» OBJECTIVE
Your task is to repeat the entries exactly. Leave the pictures out.

» INPUT

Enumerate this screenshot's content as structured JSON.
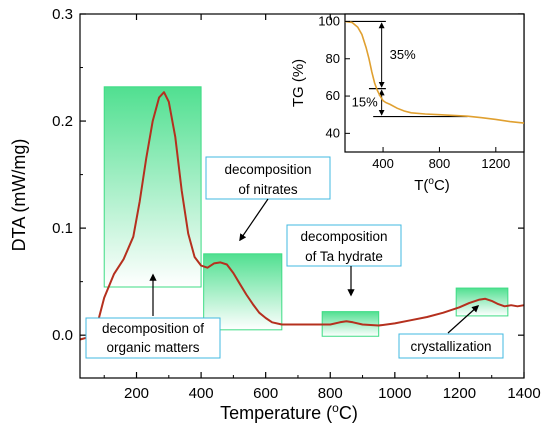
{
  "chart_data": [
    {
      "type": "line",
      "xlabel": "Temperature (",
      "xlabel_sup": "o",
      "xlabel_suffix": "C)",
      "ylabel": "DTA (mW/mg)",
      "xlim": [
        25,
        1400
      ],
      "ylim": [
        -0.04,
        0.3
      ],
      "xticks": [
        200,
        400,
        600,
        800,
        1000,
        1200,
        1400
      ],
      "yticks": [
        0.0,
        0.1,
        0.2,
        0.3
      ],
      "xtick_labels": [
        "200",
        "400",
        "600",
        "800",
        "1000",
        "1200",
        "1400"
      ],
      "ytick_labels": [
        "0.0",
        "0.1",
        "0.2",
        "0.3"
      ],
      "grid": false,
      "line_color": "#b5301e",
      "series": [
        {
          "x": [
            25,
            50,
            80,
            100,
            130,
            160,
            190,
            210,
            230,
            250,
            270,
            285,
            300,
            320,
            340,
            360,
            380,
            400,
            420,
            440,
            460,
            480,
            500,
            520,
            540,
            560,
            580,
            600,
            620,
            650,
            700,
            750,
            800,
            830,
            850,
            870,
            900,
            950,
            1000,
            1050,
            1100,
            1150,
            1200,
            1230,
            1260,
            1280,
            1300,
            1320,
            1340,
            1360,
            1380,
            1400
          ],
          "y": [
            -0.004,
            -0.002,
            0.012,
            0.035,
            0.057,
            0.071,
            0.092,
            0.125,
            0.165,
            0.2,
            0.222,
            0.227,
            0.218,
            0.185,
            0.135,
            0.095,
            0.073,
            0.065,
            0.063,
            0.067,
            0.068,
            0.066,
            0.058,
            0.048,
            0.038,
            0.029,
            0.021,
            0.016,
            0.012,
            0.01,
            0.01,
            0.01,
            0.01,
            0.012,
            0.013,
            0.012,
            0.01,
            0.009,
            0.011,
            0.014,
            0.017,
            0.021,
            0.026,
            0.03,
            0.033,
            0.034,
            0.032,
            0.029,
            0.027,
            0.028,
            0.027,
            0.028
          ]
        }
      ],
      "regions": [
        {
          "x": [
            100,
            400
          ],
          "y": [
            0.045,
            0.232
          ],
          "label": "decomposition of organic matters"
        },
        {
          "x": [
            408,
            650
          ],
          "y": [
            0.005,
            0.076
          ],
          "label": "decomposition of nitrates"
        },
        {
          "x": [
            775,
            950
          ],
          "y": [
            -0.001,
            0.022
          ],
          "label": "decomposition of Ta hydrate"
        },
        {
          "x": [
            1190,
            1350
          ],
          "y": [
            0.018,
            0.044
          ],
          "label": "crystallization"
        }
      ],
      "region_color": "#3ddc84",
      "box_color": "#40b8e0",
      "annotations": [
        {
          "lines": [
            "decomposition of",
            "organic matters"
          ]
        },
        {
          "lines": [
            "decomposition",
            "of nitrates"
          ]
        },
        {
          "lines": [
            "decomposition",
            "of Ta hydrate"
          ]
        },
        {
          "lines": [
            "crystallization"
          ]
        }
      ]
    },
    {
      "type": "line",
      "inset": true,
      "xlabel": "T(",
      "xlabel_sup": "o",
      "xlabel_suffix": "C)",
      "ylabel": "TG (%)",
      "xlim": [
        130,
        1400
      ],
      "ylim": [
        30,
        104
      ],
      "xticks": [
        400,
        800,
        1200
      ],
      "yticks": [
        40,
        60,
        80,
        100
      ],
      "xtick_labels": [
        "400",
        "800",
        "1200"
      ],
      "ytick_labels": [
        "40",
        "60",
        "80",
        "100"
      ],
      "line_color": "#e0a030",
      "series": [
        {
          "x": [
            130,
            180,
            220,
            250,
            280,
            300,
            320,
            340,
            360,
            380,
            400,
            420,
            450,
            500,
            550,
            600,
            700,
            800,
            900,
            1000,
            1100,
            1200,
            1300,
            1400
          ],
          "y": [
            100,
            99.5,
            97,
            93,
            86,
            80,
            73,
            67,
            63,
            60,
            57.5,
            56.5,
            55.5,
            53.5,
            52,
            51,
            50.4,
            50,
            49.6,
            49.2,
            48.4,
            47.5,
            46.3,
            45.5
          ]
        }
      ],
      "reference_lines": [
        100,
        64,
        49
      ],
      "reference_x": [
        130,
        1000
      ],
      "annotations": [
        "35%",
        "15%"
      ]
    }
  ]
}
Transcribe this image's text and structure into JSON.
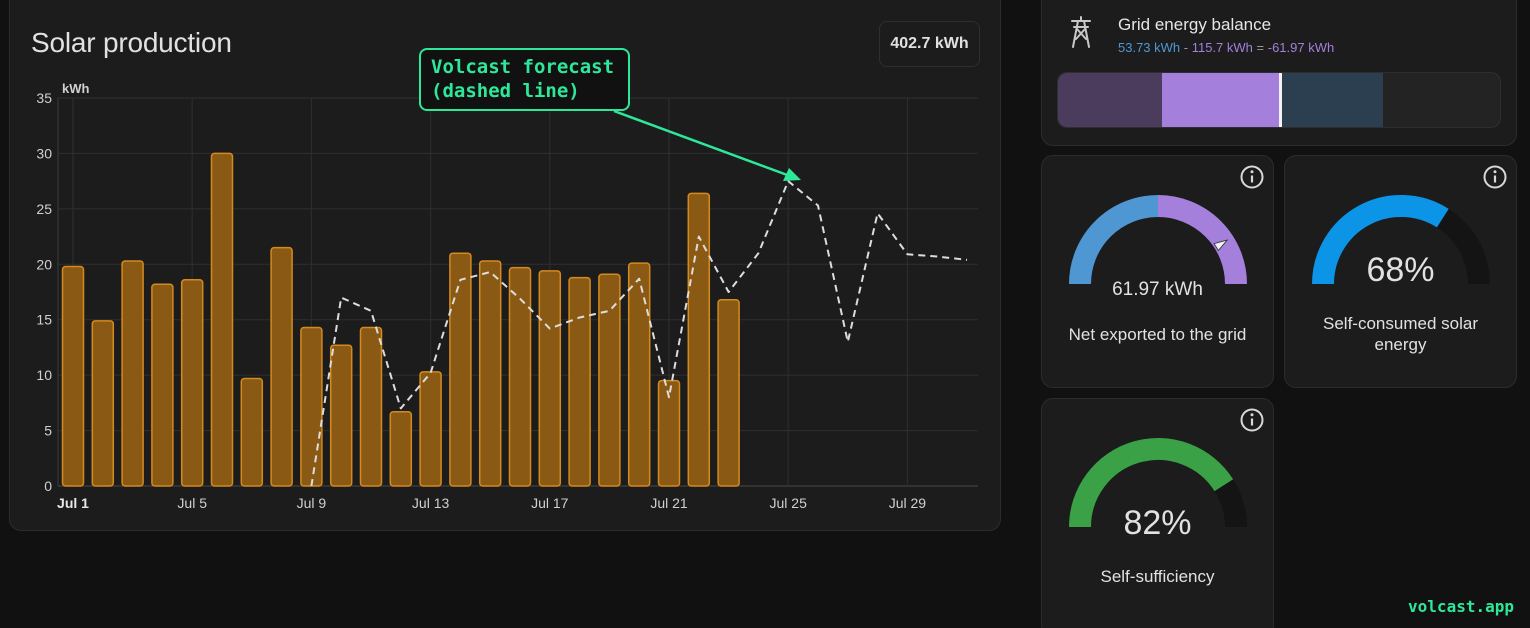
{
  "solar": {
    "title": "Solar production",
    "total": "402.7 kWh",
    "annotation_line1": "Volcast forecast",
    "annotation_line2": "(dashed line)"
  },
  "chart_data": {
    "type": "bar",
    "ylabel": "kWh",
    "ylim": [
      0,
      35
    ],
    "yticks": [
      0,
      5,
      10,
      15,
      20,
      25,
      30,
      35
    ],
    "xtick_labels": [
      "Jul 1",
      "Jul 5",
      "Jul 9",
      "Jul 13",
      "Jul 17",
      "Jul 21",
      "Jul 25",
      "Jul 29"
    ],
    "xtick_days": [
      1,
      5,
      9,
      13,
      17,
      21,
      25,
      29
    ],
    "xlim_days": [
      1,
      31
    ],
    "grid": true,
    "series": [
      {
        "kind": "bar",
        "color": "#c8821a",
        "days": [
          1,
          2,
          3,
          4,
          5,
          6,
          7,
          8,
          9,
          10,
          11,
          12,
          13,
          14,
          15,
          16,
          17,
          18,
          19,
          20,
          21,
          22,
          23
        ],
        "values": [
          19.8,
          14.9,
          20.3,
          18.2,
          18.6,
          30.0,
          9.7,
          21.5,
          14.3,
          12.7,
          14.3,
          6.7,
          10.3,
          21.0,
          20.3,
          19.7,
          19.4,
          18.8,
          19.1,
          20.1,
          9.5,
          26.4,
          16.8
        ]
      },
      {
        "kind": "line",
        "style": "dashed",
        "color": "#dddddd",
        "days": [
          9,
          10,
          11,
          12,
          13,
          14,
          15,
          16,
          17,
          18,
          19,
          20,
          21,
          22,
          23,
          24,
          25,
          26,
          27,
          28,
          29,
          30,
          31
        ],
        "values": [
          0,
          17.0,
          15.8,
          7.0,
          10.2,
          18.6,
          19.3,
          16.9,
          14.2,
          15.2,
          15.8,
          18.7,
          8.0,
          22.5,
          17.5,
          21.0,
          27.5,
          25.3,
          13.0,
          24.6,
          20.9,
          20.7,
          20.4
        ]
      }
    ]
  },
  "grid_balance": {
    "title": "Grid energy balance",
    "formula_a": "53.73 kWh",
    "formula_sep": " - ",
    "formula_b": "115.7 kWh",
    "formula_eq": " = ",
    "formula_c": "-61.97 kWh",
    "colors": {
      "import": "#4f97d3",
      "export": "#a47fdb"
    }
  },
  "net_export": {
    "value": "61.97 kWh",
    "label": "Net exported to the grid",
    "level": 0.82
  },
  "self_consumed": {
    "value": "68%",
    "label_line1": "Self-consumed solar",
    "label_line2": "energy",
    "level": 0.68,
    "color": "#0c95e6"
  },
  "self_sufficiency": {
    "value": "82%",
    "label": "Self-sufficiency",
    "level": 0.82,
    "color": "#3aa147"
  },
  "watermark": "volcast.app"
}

» REPLY
Enumerate this screenshot's content as structured JSON.
{
  "chart_data": [
    {
      "type": "line",
      "xlabel": "Temperature (",
      "xlabel_sup": "o",
      "xlabel_suffix": "C)",
      "ylabel": "DTA (mW/mg)",
      "xlim": [
        25,
        1400
      ],
      "ylim": [
        -0.04,
        0.3
      ],
      "xticks": [
        200,
        400,
        600,
        800,
        1000,
        1200,
        1400
      ],
      "yticks": [
        0.0,
        0.1,
        0.2,
        0.3
      ],
      "xtick_labels": [
        "200",
        "400",
        "600",
        "800",
        "1000",
        "1200",
        "1400"
      ],
      "ytick_labels": [
        "0.0",
        "0.1",
        "0.2",
        "0.3"
      ],
      "grid": false,
      "line_color": "#b5301e",
      "series": [
        {
          "x": [
            25,
            50,
            80,
            100,
            130,
            160,
            190,
            210,
            230,
            250,
            270,
            285,
            300,
            320,
            340,
            360,
            380,
            400,
            420,
            440,
            460,
            480,
            500,
            520,
            540,
            560,
            580,
            600,
            620,
            650,
            700,
            750,
            800,
            830,
            850,
            870,
            900,
            950,
            1000,
            1050,
            1100,
            1150,
            1200,
            1230,
            1260,
            1280,
            1300,
            1320,
            1340,
            1360,
            1380,
            1400
          ],
          "y": [
            -0.004,
            -0.002,
            0.012,
            0.035,
            0.057,
            0.071,
            0.092,
            0.125,
            0.165,
            0.2,
            0.222,
            0.227,
            0.218,
            0.185,
            0.135,
            0.095,
            0.073,
            0.065,
            0.063,
            0.067,
            0.068,
            0.066,
            0.058,
            0.048,
            0.038,
            0.029,
            0.021,
            0.016,
            0.012,
            0.01,
            0.01,
            0.01,
            0.01,
            0.012,
            0.013,
            0.012,
            0.01,
            0.009,
            0.011,
            0.014,
            0.017,
            0.021,
            0.026,
            0.03,
            0.033,
            0.034,
            0.032,
            0.029,
            0.027,
            0.028,
            0.027,
            0.028
          ]
        }
      ],
      "regions": [
        {
          "x": [
            100,
            400
          ],
          "y": [
            0.045,
            0.232
          ],
          "label": "decomposition of organic matters"
        },
        {
          "x": [
            408,
            650
          ],
          "y": [
            0.005,
            0.076
          ],
          "label": "decomposition of nitrates"
        },
        {
          "x": [
            775,
            950
          ],
          "y": [
            -0.001,
            0.022
          ],
          "label": "decomposition of Ta hydrate"
        },
        {
          "x": [
            1190,
            1350
          ],
          "y": [
            0.018,
            0.044
          ],
          "label": "crystallization"
        }
      ],
      "region_color": "#3ddc84",
      "box_color": "#40b8e0",
      "annotations": [
        {
          "lines": [
            "decomposition of",
            "organic matters"
          ]
        },
        {
          "lines": [
            "decomposition",
            "of nitrates"
          ]
        },
        {
          "lines": [
            "decomposition",
            "of Ta hydrate"
          ]
        },
        {
          "lines": [
            "crystallization"
          ]
        }
      ]
    },
    {
      "type": "line",
      "inset": true,
      "xlabel": "T(",
      "xlabel_sup": "o",
      "xlabel_suffix": "C)",
      "ylabel": "TG (%)",
      "xlim": [
        130,
        1400
      ],
      "ylim": [
        30,
        104
      ],
      "xticks": [
        400,
        800,
        1200
      ],
      "yticks": [
        40,
        60,
        80,
        100
      ],
      "xtick_labels": [
        "400",
        "800",
        "1200"
      ],
      "ytick_labels": [
        "40",
        "60",
        "80",
        "100"
      ],
      "line_color": "#e0a030",
      "series": [
        {
          "x": [
            130,
            180,
            220,
            250,
            280,
            300,
            320,
            340,
            360,
            380,
            400,
            420,
            450,
            500,
            550,
            600,
            700,
            800,
            900,
            1000,
            1100,
            1200,
            1300,
            1400
          ],
          "y": [
            100,
            99.5,
            97,
            93,
            86,
            80,
            73,
            67,
            63,
            60,
            57.5,
            56.5,
            55.5,
            53.5,
            52,
            51,
            50.4,
            50,
            49.6,
            49.2,
            48.4,
            47.5,
            46.3,
            45.5
          ]
        }
      ],
      "reference_lines": [
        100,
        64,
        49
      ],
      "reference_x": [
        130,
        1000
      ],
      "annotations": [
        "35%",
        "15%"
      ]
    }
  ]
}
Transcribe this image's text and structure into JSON.
{
  "solar": {
    "title": "Solar production",
    "total": "402.7 kWh",
    "annotation_line1": "Volcast forecast",
    "annotation_line2": "(dashed line)"
  },
  "chart_data": {
    "type": "bar",
    "ylabel": "kWh",
    "ylim": [
      0,
      35
    ],
    "yticks": [
      0,
      5,
      10,
      15,
      20,
      25,
      30,
      35
    ],
    "xtick_labels": [
      "Jul 1",
      "Jul 5",
      "Jul 9",
      "Jul 13",
      "Jul 17",
      "Jul 21",
      "Jul 25",
      "Jul 29"
    ],
    "xtick_days": [
      1,
      5,
      9,
      13,
      17,
      21,
      25,
      29
    ],
    "xlim_days": [
      1,
      31
    ],
    "grid": true,
    "series": [
      {
        "kind": "bar",
        "color": "#c8821a",
        "days": [
          1,
          2,
          3,
          4,
          5,
          6,
          7,
          8,
          9,
          10,
          11,
          12,
          13,
          14,
          15,
          16,
          17,
          18,
          19,
          20,
          21,
          22,
          23
        ],
        "values": [
          19.8,
          14.9,
          20.3,
          18.2,
          18.6,
          30.0,
          9.7,
          21.5,
          14.3,
          12.7,
          14.3,
          6.7,
          10.3,
          21.0,
          20.3,
          19.7,
          19.4,
          18.8,
          19.1,
          20.1,
          9.5,
          26.4,
          16.8
        ]
      },
      {
        "kind": "line",
        "style": "dashed",
        "color": "#dddddd",
        "days": [
          9,
          10,
          11,
          12,
          13,
          14,
          15,
          16,
          17,
          18,
          19,
          20,
          21,
          22,
          23,
          24,
          25,
          26,
          27,
          28,
          29,
          30,
          31
        ],
        "values": [
          0,
          17.0,
          15.8,
          7.0,
          10.2,
          18.6,
          19.3,
          16.9,
          14.2,
          15.2,
          15.8,
          18.7,
          8.0,
          22.5,
          17.5,
          21.0,
          27.5,
          25.3,
          13.0,
          24.6,
          20.9,
          20.7,
          20.4
        ]
      }
    ]
  },
  "grid_balance": {
    "title": "Grid energy balance",
    "formula_a": "53.73 kWh",
    "formula_sep": " - ",
    "formula_b": "115.7 kWh",
    "formula_eq": " = ",
    "formula_c": "-61.97 kWh",
    "colors": {
      "import": "#4f97d3",
      "export": "#a47fdb"
    }
  },
  "net_export": {
    "value": "61.97 kWh",
    "label": "Net exported to the grid",
    "level": 0.82
  },
  "self_consumed": {
    "value": "68%",
    "label_line1": "Self-consumed solar",
    "label_line2": "energy",
    "level": 0.68,
    "color": "#0c95e6"
  },
  "self_sufficiency": {
    "value": "82%",
    "label": "Self-sufficiency",
    "level": 0.82,
    "color": "#3aa147"
  },
  "watermark": "volcast.app"
}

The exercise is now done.